WRITTEN REQUEST: Search the data for the word "ухода" and copy every line where it occurs.

[Recorded data]
——————
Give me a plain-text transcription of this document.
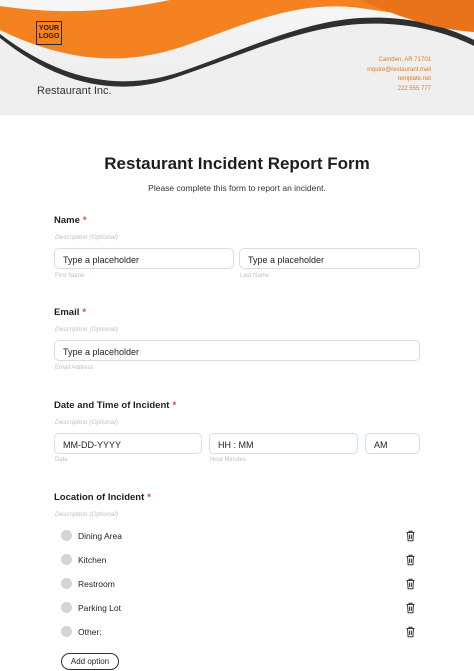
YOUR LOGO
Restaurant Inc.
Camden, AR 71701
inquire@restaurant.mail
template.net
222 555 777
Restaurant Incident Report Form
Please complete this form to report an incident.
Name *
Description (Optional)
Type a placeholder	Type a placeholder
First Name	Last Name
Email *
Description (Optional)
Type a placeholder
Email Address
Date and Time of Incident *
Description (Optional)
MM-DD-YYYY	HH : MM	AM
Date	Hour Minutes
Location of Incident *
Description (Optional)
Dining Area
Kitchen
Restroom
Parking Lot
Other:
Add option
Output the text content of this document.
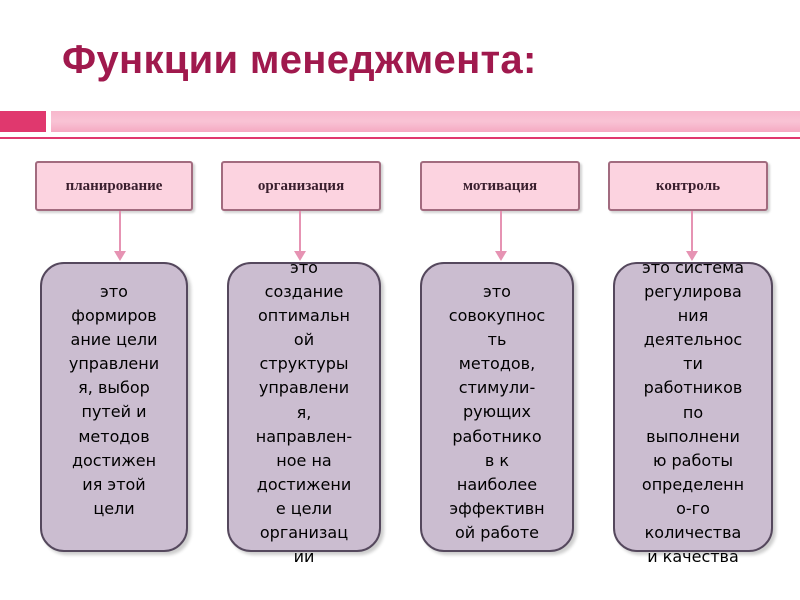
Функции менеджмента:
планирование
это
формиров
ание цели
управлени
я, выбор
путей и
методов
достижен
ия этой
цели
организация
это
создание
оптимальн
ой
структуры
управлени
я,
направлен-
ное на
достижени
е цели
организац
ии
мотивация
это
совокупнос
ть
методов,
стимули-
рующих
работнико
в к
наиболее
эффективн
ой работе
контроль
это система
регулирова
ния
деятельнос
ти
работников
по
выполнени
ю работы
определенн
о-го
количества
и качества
——————
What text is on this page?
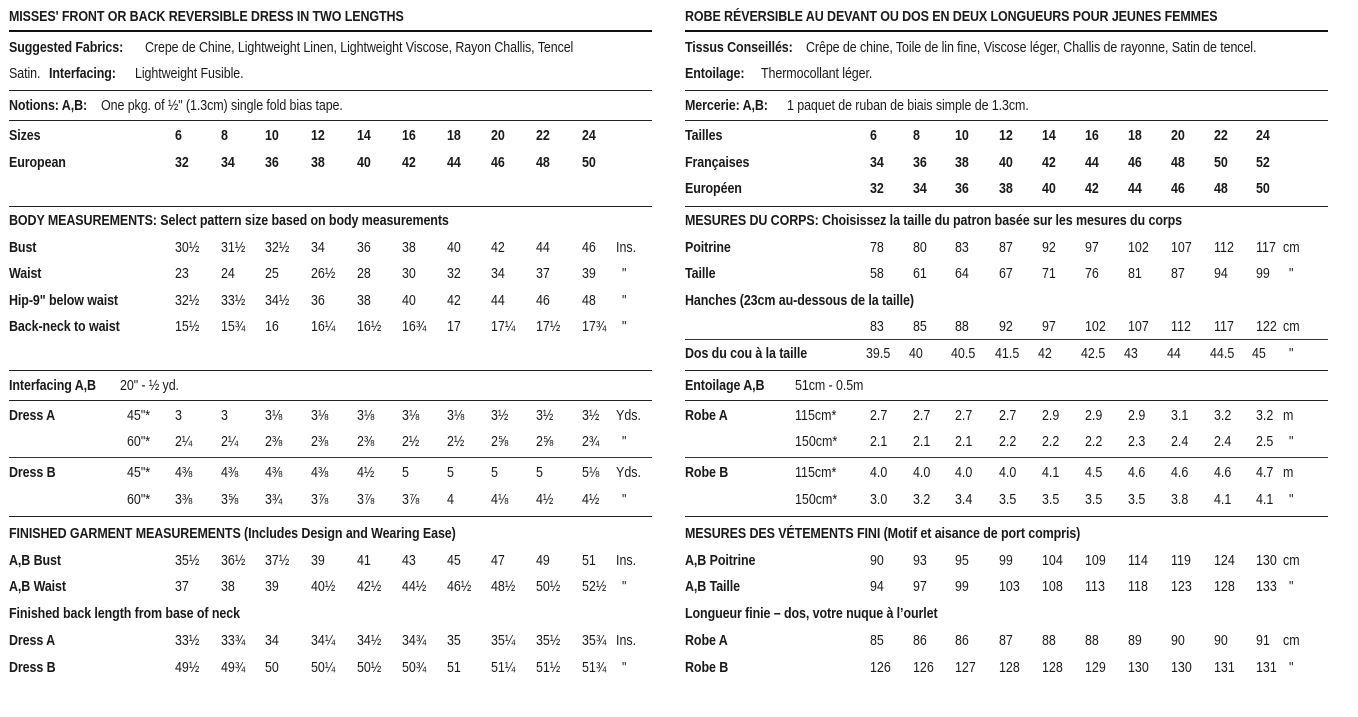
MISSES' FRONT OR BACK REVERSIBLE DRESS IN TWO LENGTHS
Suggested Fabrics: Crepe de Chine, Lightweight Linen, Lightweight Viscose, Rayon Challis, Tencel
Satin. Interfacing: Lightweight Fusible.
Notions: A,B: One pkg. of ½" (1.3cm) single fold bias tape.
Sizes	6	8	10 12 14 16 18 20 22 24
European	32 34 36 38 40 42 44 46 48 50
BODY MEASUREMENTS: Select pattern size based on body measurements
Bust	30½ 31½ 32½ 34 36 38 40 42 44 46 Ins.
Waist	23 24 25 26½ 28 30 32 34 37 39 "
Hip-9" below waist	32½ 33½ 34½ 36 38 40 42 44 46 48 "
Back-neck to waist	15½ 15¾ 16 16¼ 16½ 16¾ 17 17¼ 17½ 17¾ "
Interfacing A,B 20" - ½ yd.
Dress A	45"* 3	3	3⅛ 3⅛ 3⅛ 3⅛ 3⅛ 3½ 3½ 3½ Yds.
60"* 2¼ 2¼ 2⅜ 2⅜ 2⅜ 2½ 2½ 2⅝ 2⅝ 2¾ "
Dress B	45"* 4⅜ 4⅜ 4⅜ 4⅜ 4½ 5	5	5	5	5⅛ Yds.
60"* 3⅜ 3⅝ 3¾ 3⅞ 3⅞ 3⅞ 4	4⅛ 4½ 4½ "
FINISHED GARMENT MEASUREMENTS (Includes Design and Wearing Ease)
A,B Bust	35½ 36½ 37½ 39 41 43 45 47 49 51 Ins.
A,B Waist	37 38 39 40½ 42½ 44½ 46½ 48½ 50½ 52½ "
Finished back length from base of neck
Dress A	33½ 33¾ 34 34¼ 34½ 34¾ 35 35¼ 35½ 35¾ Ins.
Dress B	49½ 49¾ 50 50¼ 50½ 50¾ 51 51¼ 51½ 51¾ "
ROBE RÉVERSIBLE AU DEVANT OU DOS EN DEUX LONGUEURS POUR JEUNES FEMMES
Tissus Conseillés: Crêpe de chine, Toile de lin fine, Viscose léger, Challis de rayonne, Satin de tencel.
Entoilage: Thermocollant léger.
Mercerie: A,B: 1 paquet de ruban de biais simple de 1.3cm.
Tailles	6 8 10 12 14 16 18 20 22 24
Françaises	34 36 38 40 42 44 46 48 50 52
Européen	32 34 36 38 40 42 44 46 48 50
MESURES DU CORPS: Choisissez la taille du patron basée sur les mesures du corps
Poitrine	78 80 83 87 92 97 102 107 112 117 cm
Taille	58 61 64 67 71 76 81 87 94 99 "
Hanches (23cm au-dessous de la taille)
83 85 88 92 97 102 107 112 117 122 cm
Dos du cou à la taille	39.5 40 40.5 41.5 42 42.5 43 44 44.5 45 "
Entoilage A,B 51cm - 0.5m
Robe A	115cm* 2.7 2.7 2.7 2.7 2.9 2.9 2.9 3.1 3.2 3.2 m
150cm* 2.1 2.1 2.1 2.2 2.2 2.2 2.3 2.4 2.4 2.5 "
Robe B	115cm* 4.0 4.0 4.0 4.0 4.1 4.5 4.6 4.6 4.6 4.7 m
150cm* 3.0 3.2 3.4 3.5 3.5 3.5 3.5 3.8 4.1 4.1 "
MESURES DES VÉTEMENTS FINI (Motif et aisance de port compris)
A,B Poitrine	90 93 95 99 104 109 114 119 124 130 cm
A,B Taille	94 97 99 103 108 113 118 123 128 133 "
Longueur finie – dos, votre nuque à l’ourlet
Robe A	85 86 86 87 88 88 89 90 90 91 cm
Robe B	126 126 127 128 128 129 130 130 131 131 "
——————
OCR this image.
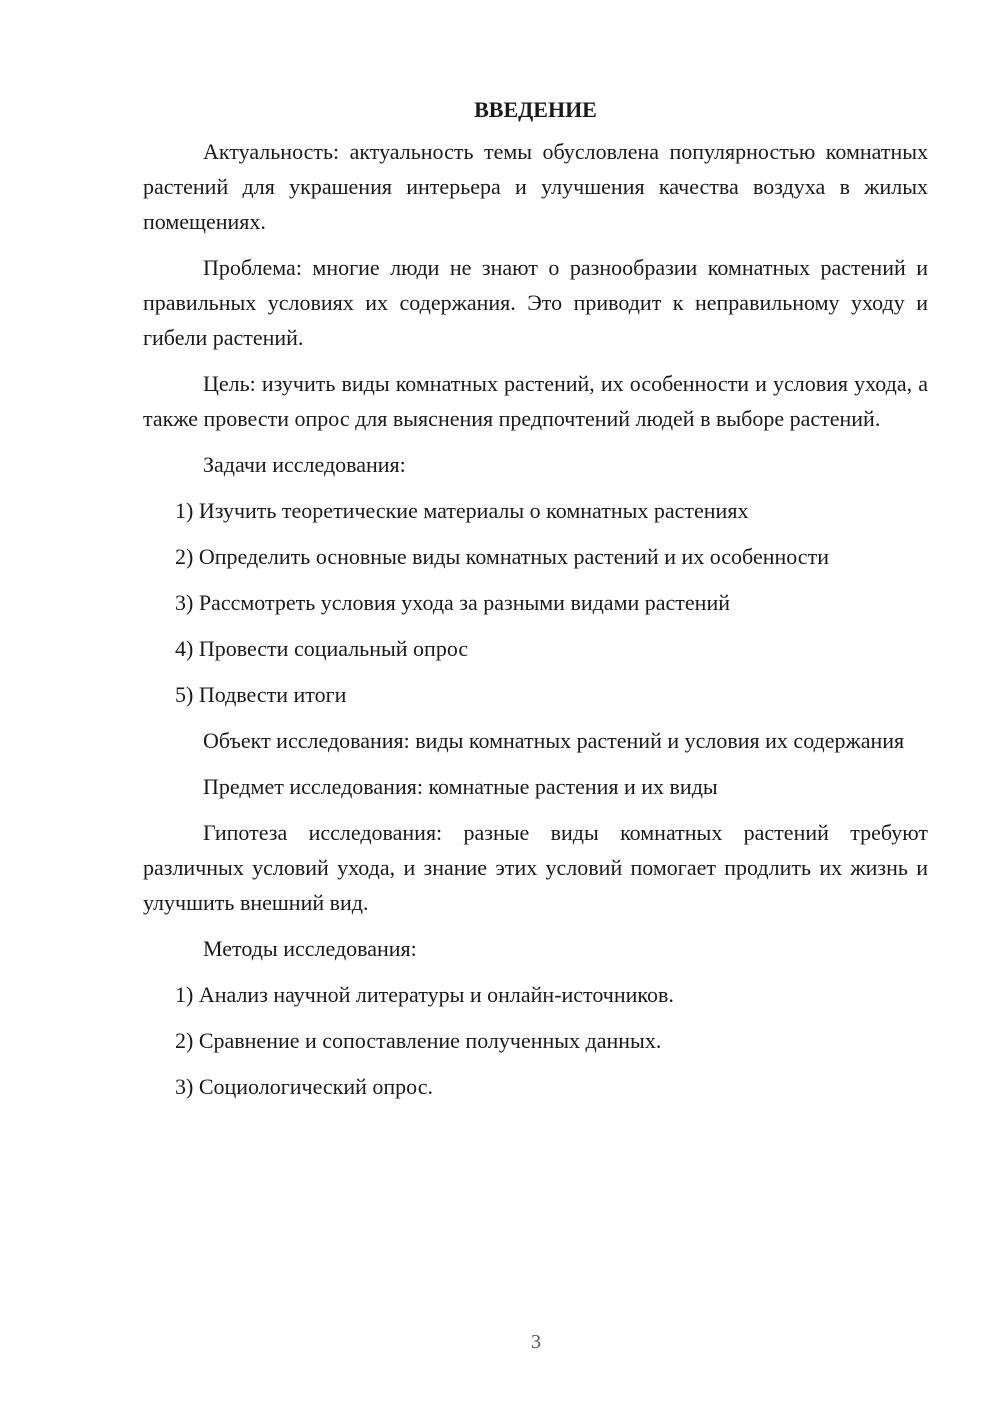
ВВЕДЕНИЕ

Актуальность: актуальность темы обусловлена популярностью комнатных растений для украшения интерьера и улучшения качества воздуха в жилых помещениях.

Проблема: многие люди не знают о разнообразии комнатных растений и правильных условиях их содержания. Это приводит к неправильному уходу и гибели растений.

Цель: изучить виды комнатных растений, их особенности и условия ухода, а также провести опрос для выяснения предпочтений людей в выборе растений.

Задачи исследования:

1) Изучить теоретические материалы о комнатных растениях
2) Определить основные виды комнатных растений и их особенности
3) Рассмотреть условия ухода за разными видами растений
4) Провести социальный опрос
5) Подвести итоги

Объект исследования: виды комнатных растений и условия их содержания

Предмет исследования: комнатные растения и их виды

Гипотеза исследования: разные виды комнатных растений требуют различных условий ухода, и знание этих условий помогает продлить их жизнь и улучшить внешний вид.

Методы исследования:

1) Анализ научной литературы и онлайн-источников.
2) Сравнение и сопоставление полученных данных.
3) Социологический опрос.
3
——————
WRITTEN SOLUTION:
Цель: изучить виды комнатных растений, их особенности и условия ухода, а также провести опрос для выяснения предпочтений людей в выборе растений.
3) Рассмотреть условия ухода за разными видами растений
Гипотеза исследования: разные виды комнатных растений требуют различных условий ухода, и знание этих условий помогает продлить их жизнь и улучшить внешний вид.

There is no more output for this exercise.